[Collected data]
· · ·
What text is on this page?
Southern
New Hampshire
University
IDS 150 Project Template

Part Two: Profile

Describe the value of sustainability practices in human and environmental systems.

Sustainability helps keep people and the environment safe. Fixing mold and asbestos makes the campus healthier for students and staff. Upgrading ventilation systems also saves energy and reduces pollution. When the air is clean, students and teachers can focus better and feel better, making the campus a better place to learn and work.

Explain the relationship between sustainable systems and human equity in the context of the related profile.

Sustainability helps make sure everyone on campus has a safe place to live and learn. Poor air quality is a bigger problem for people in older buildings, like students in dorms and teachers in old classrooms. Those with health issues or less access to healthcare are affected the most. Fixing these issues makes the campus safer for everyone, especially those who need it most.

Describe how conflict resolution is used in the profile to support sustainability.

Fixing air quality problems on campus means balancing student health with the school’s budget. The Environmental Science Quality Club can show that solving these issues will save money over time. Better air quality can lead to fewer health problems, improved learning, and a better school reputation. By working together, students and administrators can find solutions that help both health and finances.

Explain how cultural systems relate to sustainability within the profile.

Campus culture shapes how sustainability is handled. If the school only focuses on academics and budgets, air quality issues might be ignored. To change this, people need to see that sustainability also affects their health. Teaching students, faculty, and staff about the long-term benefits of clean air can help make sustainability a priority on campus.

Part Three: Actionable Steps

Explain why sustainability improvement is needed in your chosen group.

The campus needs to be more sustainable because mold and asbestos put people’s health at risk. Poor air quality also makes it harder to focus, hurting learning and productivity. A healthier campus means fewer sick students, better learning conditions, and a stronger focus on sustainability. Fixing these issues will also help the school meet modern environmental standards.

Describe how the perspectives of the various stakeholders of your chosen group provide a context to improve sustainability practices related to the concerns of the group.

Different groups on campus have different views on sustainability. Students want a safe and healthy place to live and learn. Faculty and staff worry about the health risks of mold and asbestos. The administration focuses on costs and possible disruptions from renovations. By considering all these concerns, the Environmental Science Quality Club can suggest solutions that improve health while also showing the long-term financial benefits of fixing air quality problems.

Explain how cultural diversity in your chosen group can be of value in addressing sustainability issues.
· · ·
» **What you are asked to do**
Copy each line of the entries that includes the word "human".

» **Solution to the exercise**
Describe the value of sustainability practices in human and environmental systems.
Explain the relationship between sustainable systems and human equity in the context of the related profile.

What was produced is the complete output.